(Recorded data)
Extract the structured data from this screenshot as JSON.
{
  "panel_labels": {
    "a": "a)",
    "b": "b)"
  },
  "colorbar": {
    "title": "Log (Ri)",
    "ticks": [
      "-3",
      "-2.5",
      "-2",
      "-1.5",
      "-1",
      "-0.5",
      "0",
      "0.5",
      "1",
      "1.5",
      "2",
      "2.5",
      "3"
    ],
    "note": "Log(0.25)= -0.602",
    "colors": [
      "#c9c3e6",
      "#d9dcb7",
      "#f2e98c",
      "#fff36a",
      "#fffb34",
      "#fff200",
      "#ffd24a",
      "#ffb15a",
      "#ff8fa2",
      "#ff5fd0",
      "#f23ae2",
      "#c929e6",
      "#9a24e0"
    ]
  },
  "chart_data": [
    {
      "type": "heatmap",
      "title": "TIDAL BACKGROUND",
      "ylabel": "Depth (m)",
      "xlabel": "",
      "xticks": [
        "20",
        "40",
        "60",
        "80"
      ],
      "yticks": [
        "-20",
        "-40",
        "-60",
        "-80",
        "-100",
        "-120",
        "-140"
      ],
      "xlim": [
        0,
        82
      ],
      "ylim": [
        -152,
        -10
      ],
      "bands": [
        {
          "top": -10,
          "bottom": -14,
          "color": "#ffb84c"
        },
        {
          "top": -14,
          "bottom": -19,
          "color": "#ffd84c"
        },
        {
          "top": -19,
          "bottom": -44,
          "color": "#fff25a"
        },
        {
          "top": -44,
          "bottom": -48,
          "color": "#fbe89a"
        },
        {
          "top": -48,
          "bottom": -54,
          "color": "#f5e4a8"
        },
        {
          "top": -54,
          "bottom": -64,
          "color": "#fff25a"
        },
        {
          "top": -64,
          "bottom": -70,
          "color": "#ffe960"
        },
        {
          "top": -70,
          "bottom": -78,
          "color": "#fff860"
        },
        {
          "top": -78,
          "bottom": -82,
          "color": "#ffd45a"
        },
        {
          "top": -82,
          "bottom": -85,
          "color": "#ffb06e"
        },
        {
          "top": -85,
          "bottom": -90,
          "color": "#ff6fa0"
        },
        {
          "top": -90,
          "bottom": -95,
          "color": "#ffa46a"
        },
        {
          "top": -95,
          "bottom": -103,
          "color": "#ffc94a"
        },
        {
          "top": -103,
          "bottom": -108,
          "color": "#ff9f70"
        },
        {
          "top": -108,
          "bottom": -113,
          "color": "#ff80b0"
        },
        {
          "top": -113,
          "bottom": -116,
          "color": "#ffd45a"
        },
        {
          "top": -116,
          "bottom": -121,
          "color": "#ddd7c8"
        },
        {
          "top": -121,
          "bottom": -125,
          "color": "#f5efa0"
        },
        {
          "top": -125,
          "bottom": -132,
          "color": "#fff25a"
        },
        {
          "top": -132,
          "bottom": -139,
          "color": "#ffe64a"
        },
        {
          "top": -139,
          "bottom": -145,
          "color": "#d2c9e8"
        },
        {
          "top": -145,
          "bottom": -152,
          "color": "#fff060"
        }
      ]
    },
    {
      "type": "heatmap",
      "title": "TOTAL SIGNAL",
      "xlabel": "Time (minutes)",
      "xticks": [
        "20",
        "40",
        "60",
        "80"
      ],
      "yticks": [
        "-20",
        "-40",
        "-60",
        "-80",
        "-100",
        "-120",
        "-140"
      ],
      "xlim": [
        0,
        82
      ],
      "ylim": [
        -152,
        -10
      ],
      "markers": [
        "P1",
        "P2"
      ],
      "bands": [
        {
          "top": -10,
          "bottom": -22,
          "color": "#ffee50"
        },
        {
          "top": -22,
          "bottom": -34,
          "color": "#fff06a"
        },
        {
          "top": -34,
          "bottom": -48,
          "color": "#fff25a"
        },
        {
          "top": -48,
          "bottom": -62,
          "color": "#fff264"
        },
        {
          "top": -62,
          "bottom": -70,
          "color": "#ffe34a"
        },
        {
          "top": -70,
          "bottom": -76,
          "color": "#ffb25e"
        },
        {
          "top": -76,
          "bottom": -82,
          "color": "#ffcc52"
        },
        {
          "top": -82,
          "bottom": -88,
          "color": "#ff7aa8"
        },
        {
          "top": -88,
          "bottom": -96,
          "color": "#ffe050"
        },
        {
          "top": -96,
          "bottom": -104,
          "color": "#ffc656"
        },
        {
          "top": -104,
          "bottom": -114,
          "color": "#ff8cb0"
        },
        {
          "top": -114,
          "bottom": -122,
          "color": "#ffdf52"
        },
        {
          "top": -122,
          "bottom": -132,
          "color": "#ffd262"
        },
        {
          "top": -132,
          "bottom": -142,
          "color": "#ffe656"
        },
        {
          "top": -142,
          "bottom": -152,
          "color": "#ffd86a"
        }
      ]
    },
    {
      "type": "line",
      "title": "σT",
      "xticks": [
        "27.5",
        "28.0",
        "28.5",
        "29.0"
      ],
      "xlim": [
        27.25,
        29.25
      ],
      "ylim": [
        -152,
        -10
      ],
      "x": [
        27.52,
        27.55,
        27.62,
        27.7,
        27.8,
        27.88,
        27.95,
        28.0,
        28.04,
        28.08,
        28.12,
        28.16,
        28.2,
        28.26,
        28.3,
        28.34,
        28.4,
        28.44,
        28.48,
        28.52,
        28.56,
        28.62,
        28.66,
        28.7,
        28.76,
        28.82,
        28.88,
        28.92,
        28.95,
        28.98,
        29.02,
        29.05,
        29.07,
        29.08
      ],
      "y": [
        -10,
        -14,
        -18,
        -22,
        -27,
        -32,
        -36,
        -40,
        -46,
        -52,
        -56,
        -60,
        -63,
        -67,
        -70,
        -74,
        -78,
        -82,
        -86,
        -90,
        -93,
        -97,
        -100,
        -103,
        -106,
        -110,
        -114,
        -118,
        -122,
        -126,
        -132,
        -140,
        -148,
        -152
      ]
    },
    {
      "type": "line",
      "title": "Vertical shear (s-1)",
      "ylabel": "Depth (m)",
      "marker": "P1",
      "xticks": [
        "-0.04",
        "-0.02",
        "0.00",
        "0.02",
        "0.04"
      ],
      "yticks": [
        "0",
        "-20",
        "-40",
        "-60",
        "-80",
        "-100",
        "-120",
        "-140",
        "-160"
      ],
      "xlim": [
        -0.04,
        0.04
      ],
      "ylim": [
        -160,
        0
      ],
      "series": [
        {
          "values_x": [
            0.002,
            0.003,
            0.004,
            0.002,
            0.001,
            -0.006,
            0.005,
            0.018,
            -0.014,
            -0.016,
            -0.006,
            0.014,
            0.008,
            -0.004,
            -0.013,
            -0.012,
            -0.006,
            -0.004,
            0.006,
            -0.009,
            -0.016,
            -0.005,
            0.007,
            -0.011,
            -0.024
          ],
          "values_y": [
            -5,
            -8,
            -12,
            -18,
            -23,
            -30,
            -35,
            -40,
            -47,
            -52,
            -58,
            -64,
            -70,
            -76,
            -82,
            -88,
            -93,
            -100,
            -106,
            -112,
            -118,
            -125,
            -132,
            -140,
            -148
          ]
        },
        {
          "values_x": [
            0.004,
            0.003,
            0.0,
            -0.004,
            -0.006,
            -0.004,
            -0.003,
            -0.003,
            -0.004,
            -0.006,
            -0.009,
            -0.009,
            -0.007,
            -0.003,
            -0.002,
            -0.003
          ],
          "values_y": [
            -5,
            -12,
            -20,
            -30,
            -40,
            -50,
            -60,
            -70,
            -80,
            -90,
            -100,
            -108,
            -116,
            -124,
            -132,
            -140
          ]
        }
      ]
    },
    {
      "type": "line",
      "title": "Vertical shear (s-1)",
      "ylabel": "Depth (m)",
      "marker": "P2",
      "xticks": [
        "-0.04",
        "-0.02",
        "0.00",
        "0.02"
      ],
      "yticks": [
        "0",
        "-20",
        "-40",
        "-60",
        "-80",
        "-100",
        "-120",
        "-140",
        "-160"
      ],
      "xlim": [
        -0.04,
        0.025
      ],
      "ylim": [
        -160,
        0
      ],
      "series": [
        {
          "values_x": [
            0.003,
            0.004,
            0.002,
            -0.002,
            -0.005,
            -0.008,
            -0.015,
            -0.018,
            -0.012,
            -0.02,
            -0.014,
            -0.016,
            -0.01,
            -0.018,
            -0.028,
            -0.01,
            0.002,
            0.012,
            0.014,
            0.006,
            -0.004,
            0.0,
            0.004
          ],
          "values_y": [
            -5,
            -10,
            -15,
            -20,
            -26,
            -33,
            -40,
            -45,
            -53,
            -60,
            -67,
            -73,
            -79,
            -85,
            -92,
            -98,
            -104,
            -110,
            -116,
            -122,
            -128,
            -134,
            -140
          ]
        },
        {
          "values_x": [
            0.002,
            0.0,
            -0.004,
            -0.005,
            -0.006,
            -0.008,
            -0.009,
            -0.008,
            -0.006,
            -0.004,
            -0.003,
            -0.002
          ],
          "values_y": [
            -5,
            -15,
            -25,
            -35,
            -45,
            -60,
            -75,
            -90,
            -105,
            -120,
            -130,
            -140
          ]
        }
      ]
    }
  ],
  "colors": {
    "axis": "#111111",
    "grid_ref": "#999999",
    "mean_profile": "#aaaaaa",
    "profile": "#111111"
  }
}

◆ Work required ◆
Provide only the count of lines in the material above that hold the word "title".

◆ Final result ◆
6